* _Trecho do texto_:
○ ○ ○ ○ ○

Entrevista com Mohammad Makram Balawi, comandante de uma rede parlamentar global por Jerusalém

Os  planos de anexação da Cisjordânia receberam amplo repúdio internacional    e uma condenação abrangente da parte de lideranças    da América Latina.

Entre as vozes que se mobilizaram estão políticos de diversos países do continente que realizaram em julho a primeira reunião latino-americana da Associação de Parlamentares Por Jerusalém, traçando estratégias e ações comuns contra os planos israelenses e a ocupação da    Palestina.

Para conhecer melhor dessas iniciativas, o Monitor do Oriente Médio conversou com o diretor-geral da Associação Parlamentar por Jerusalém, rede que se espalha por diversos países do mundo, Mohammad Makram Balawi.

O    acadêmico palestino que participou da reunião latino-americana é doutor em estudos pós-coloniais na Malásia e residiu em diversos países asiáticos antes de estabelecer-se em Istambul, Turquia, como pesquisador, autor e contador de histórias.

○ ○ ○ ○ ○

* _Dados fornecidos_:
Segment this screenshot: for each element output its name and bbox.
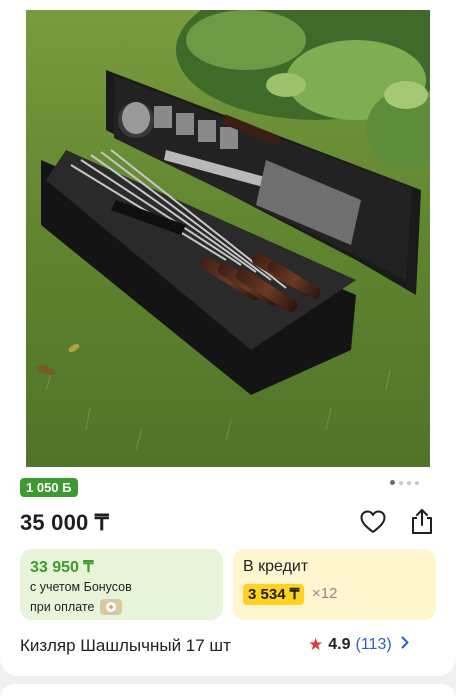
bonus-points-badge: 1 050 Б — [20, 478, 78, 497]
bonus-card-icon — [100, 599, 123, 615]
image-pagination-dots — [390, 480, 419, 485]
credit-title: В кредит — [243, 558, 309, 575]
bonus-caption: с учетом Бонусов — [30, 580, 132, 594]
bonus-payment-text: при оплате — [30, 600, 95, 614]
product-photo-illustration — [26, 10, 430, 467]
share-icon — [412, 509, 432, 534]
bonus-price-box[interactable]: 33 950 ₸ с учетом Бонусов при оплате — [20, 549, 223, 620]
pagination-dot[interactable] — [399, 480, 403, 485]
credit-monthly-price: 3 534 ₸ — [243, 584, 305, 605]
product-title: Кизляр Шашлычный 17 шт — [20, 636, 231, 655]
product-price: 35 000 ₸ — [20, 510, 109, 535]
review-count[interactable]: (113) — [356, 636, 392, 654]
pagination-dot[interactable] — [415, 480, 419, 485]
rating-link[interactable]: ★ 4.9 (113) — [308, 635, 409, 655]
favorite-button[interactable] — [358, 507, 388, 537]
share-button[interactable] — [407, 507, 437, 537]
credit-months: ×12 — [312, 585, 338, 602]
bonus-price: 33 950 ₸ — [30, 559, 94, 576]
product-image[interactable] — [26, 10, 430, 467]
pagination-dot[interactable] — [407, 480, 411, 485]
credit-box[interactable]: В кредит 3 534 ₸ ×12 — [233, 549, 436, 620]
bonus-payment-caption: при оплате — [30, 599, 123, 615]
product-card: 1 050 Б 35 000 ₸ 33 950 ₸ с учетом Бонус… — [0, 0, 456, 676]
star-icon: ★ — [308, 635, 324, 654]
next-section-edge — [0, 684, 456, 699]
pagination-dot-active[interactable] — [390, 480, 395, 485]
heart-icon — [360, 510, 386, 533]
rating-score: 4.9 — [328, 636, 351, 653]
chevron-right-icon — [401, 636, 409, 654]
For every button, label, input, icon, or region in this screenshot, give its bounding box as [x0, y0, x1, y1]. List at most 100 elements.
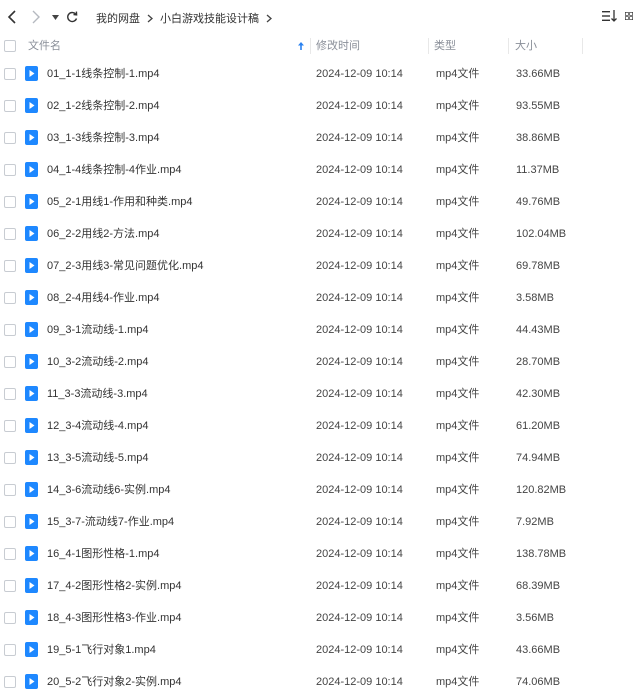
row-checkbox[interactable]	[4, 484, 16, 496]
table-row[interactable]: 18_4-3图形性格3-作业.mp4 2024-12-09 10:14 mp4文件 3…	[0, 602, 633, 634]
video-file-icon	[25, 290, 38, 305]
row-checkbox[interactable]	[4, 452, 16, 464]
row-checkbox[interactable]	[4, 68, 16, 80]
row-checkbox[interactable]	[4, 132, 16, 144]
column-divider[interactable]	[582, 38, 583, 54]
row-checkbox[interactable]	[4, 676, 16, 688]
row-checkbox[interactable]	[4, 356, 16, 368]
column-header-name[interactable]: 文件名	[28, 34, 306, 58]
file-type: mp4文件	[436, 452, 480, 464]
file-type: mp4文件	[436, 68, 480, 80]
modified-time: 2024-12-09 10:14	[316, 100, 403, 112]
table-row[interactable]: 10_3-2流动线-2.mp4 2024-12-09 10:14 mp4文件 28.7…	[0, 346, 633, 378]
table-row[interactable]: 19_5-1飞行对象1.mp4 2024-12-09 10:14 mp4文件 43.6…	[0, 634, 633, 666]
row-checkbox[interactable]	[4, 612, 16, 624]
table-row[interactable]: 14_3-6流动线6-实例.mp4 2024-12-09 10:14 mp4文件 12…	[0, 474, 633, 506]
modified-time: 2024-12-09 10:14	[316, 676, 403, 688]
forward-button[interactable]	[29, 8, 43, 26]
column-divider[interactable]	[310, 38, 311, 54]
file-size: 43.66MB	[516, 644, 561, 656]
file-name[interactable]: 05_2-1用线1-作用和种类.mp4	[47, 186, 193, 218]
file-type: mp4文件	[436, 388, 480, 400]
modified-time: 2024-12-09 10:14	[316, 452, 403, 464]
table-row[interactable]: 05_2-1用线1-作用和种类.mp4 2024-12-09 10:14 mp4文件…	[0, 186, 633, 218]
breadcrumb-item-current[interactable]: 小白游戏技能设计稿	[160, 10, 259, 26]
table-row[interactable]: 13_3-5流动线-5.mp4 2024-12-09 10:14 mp4文件 74.9…	[0, 442, 633, 474]
column-header-size[interactable]: 大小	[515, 34, 537, 58]
row-checkbox[interactable]	[4, 388, 16, 400]
file-name[interactable]: 16_4-1图形性格-1.mp4	[47, 538, 160, 570]
row-checkbox[interactable]	[4, 420, 16, 432]
file-size: 69.78MB	[516, 260, 561, 272]
row-checkbox[interactable]	[4, 580, 16, 592]
row-checkbox[interactable]	[4, 324, 16, 336]
table-row[interactable]: 17_4-2图形性格2-实例.mp4 2024-12-09 10:14 mp4文件 6…	[0, 570, 633, 602]
file-size: 61.20MB	[516, 420, 561, 432]
table-row[interactable]: 16_4-1图形性格-1.mp4 2024-12-09 10:14 mp4文件 138…	[0, 538, 633, 570]
modified-time: 2024-12-09 10:14	[316, 164, 403, 176]
column-divider[interactable]	[428, 38, 429, 54]
row-checkbox[interactable]	[4, 548, 16, 560]
history-dropdown-button[interactable]	[50, 8, 60, 26]
row-checkbox[interactable]	[4, 260, 16, 272]
table-row[interactable]: 09_3-1流动线-1.mp4 2024-12-09 10:14 mp4文件 44.4…	[0, 314, 633, 346]
row-checkbox[interactable]	[4, 228, 16, 240]
row-checkbox[interactable]	[4, 164, 16, 176]
file-name[interactable]: 19_5-1飞行对象1.mp4	[47, 634, 156, 666]
table-row[interactable]: 12_3-4流动线-4.mp4 2024-12-09 10:14 mp4文件 61.2…	[0, 410, 633, 442]
select-all-checkbox[interactable]	[4, 40, 16, 52]
table-row[interactable]: 15_3-7-流动线7-作业.mp4 2024-12-09 10:14 mp4文件 7…	[0, 506, 633, 538]
file-name[interactable]: 01_1-1线条控制-1.mp4	[47, 58, 160, 90]
table-row[interactable]: 08_2-4用线4-作业.mp4 2024-12-09 10:14 mp4文件 3.5…	[0, 282, 633, 314]
table-row[interactable]: 01_1-1线条控制-1.mp4 2024-12-09 10:14 mp4文件 33.…	[0, 58, 633, 90]
file-name[interactable]: 03_1-3线条控制-3.mp4	[47, 122, 160, 154]
row-checkbox[interactable]	[4, 100, 16, 112]
file-size: 38.86MB	[516, 132, 561, 144]
row-checkbox[interactable]	[4, 196, 16, 208]
file-name[interactable]: 06_2-2用线2-方法.mp4	[47, 218, 160, 250]
table-row[interactable]: 06_2-2用线2-方法.mp4 2024-12-09 10:14 mp4文件 102…	[0, 218, 633, 250]
file-type: mp4文件	[436, 356, 480, 368]
table-row[interactable]: 11_3-3流动线-3.mp4 2024-12-09 10:14 mp4文件 42.3…	[0, 378, 633, 410]
file-name[interactable]: 04_1-4线条控制-4作业.mp4	[47, 154, 182, 186]
breadcrumb-item-root[interactable]: 我的网盘	[96, 10, 140, 26]
row-checkbox[interactable]	[4, 644, 16, 656]
file-size: 138.78MB	[516, 548, 567, 560]
file-name[interactable]: 14_3-6流动线6-实例.mp4	[47, 474, 171, 506]
file-type: mp4文件	[436, 196, 480, 208]
file-name[interactable]: 20_5-2飞行对象2-实例.mp4	[47, 666, 182, 690]
table-row[interactable]: 20_5-2飞行对象2-实例.mp4 2024-12-09 10:14 mp4文件 7…	[0, 666, 633, 690]
video-file-icon	[25, 98, 38, 113]
column-header-type[interactable]: 类型	[434, 34, 456, 58]
row-checkbox[interactable]	[4, 516, 16, 528]
table-row[interactable]: 02_1-2线条控制-2.mp4 2024-12-09 10:14 mp4文件 93.…	[0, 90, 633, 122]
column-divider[interactable]	[508, 38, 509, 54]
file-type: mp4文件	[436, 228, 480, 240]
sort-icon[interactable]	[602, 10, 618, 22]
table-row[interactable]: 04_1-4线条控制-4作业.mp4 2024-12-09 10:14 mp4文件 1…	[0, 154, 633, 186]
chevron-right-icon[interactable]	[266, 14, 272, 23]
file-name[interactable]: 11_3-3流动线-3.mp4	[47, 378, 148, 410]
table-row[interactable]: 07_2-3用线3-常见问题优化.mp4 2024-12-09 10:14 mp4文…	[0, 250, 633, 282]
file-name[interactable]: 07_2-3用线3-常见问题优化.mp4	[47, 250, 204, 282]
file-name[interactable]: 10_3-2流动线-2.mp4	[47, 346, 149, 378]
file-name[interactable]: 15_3-7-流动线7-作业.mp4	[47, 506, 174, 538]
back-button[interactable]	[4, 8, 20, 26]
file-list: 01_1-1线条控制-1.mp4 2024-12-09 10:14 mp4文件 33.…	[0, 58, 633, 690]
file-name[interactable]: 02_1-2线条控制-2.mp4	[47, 90, 160, 122]
file-size: 68.39MB	[516, 580, 561, 592]
table-row[interactable]: 03_1-3线条控制-3.mp4 2024-12-09 10:14 mp4文件 38.…	[0, 122, 633, 154]
file-type: mp4文件	[436, 580, 480, 592]
file-name[interactable]: 13_3-5流动线-5.mp4	[47, 442, 149, 474]
file-type: mp4文件	[436, 484, 480, 496]
file-name[interactable]: 17_4-2图形性格2-实例.mp4	[47, 570, 182, 602]
column-header-time[interactable]: 修改时间	[316, 34, 360, 58]
file-type: mp4文件	[436, 324, 480, 336]
file-name[interactable]: 18_4-3图形性格3-作业.mp4	[47, 602, 182, 634]
refresh-button[interactable]	[65, 8, 79, 26]
file-name[interactable]: 09_3-1流动线-1.mp4	[47, 314, 149, 346]
row-checkbox[interactable]	[4, 292, 16, 304]
file-name[interactable]: 08_2-4用线4-作业.mp4	[47, 282, 160, 314]
grid-view-icon[interactable]	[625, 10, 633, 22]
file-name[interactable]: 12_3-4流动线-4.mp4	[47, 410, 149, 442]
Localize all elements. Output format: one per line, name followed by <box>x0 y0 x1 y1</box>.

○ ○ ○ ○ ○

* _Tarefas a realizar_:
- 1) Transcreva literalmente o trecho desde "Entre as vozes" até "da    Palestina.".
- 2) Segundo o trecho, em que área Mohammad Makram Balawi obteve seu doutorado?
As entradas constituem um material à parte, independente do trecho.

* _Respostas do exercício_:
- 1)
Entre as vozes que se mobilizaram estão políticos de diversos países do continente que realizaram em julho a primeira reunião latino-americana da Associação de Parlamentares Por Jerusalém, traçando estratégias e ações comuns contra os planos israelenses e a ocupação da    Palestina.

- 2) Em estudos pós-coloniais, na Malásia.